Entries supplied »
+++
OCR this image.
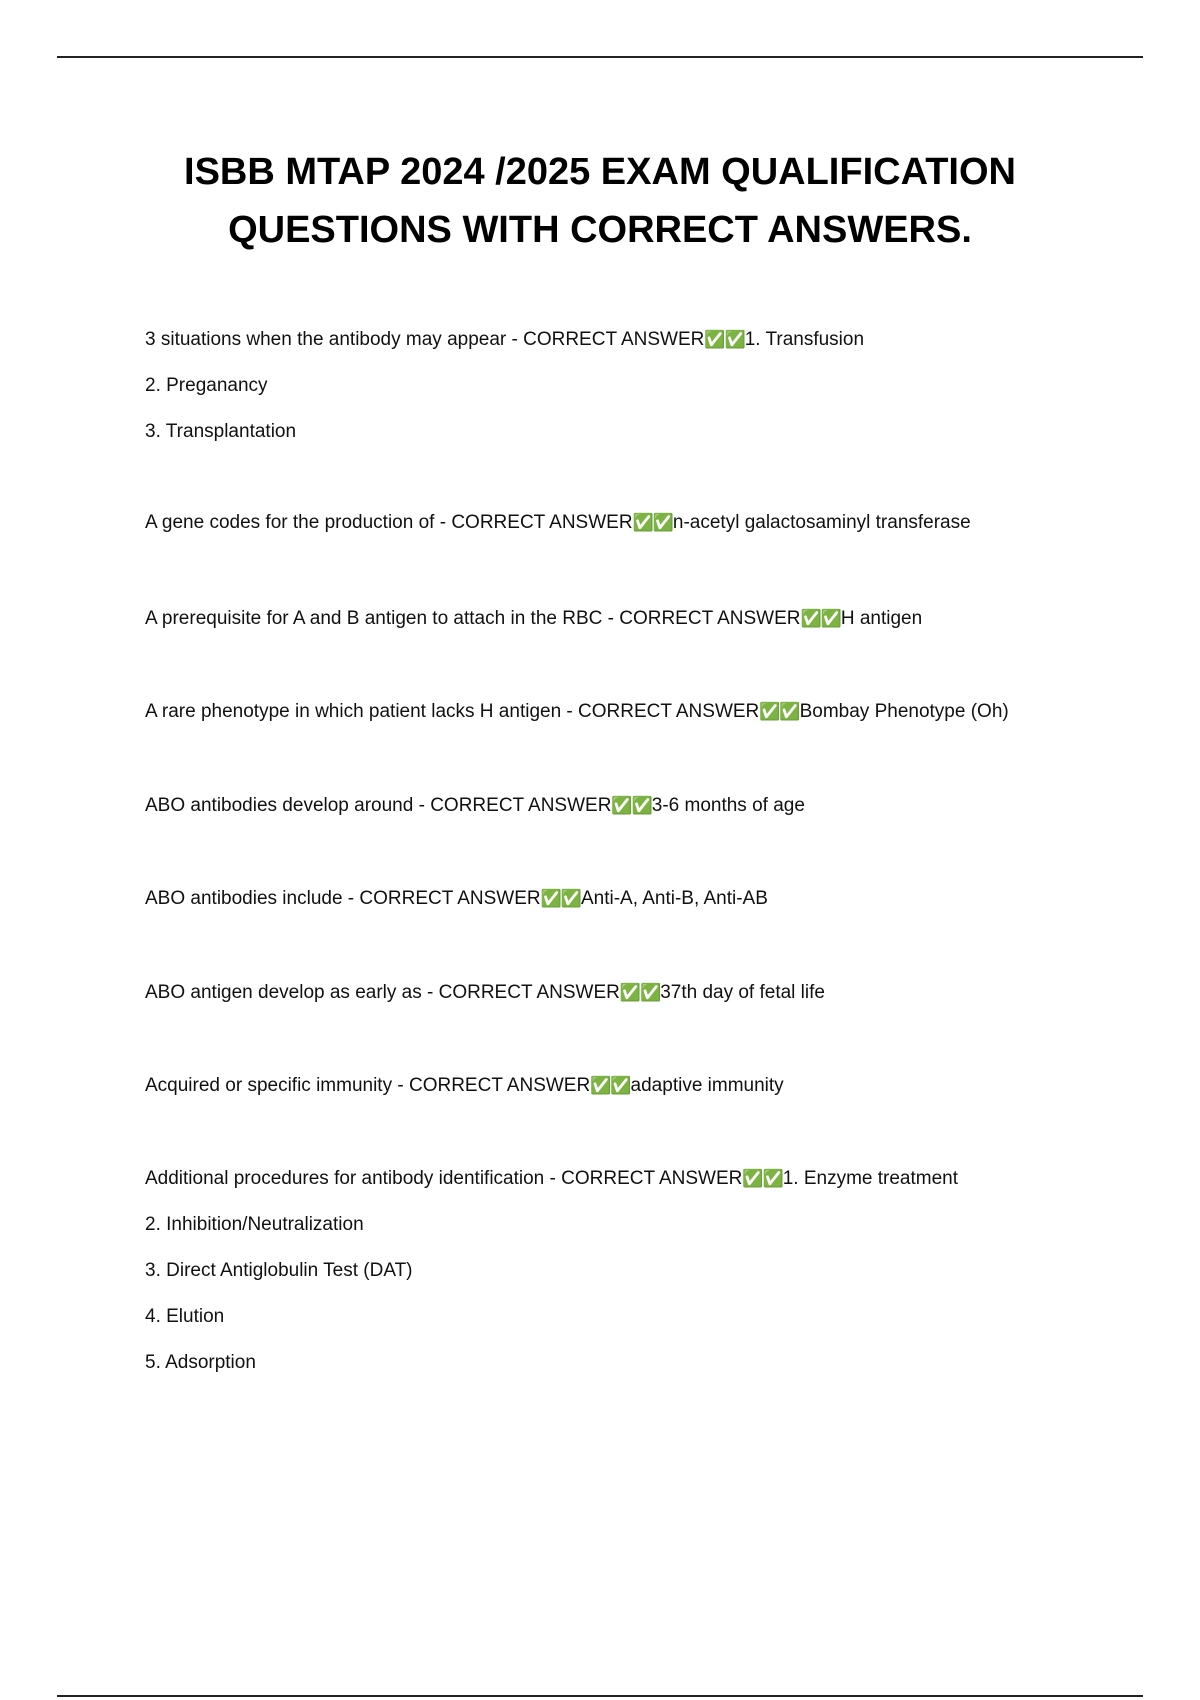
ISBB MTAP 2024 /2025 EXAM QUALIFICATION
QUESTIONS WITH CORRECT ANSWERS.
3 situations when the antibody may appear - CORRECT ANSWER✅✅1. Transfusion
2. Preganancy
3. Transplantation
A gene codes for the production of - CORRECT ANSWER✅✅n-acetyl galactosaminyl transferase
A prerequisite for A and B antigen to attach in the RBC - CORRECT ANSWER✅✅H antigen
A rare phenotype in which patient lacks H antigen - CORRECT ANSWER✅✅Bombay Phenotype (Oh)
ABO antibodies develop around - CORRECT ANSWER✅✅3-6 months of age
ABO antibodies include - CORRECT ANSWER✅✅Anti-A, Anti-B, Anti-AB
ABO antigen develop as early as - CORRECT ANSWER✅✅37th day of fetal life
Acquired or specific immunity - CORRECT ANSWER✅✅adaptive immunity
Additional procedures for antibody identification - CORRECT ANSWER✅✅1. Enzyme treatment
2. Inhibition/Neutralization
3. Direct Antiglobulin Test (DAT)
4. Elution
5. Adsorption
+++
Action item »
The string "antibody": state how many lines above contain it, giving nothing but the number.

Solved exercise »
2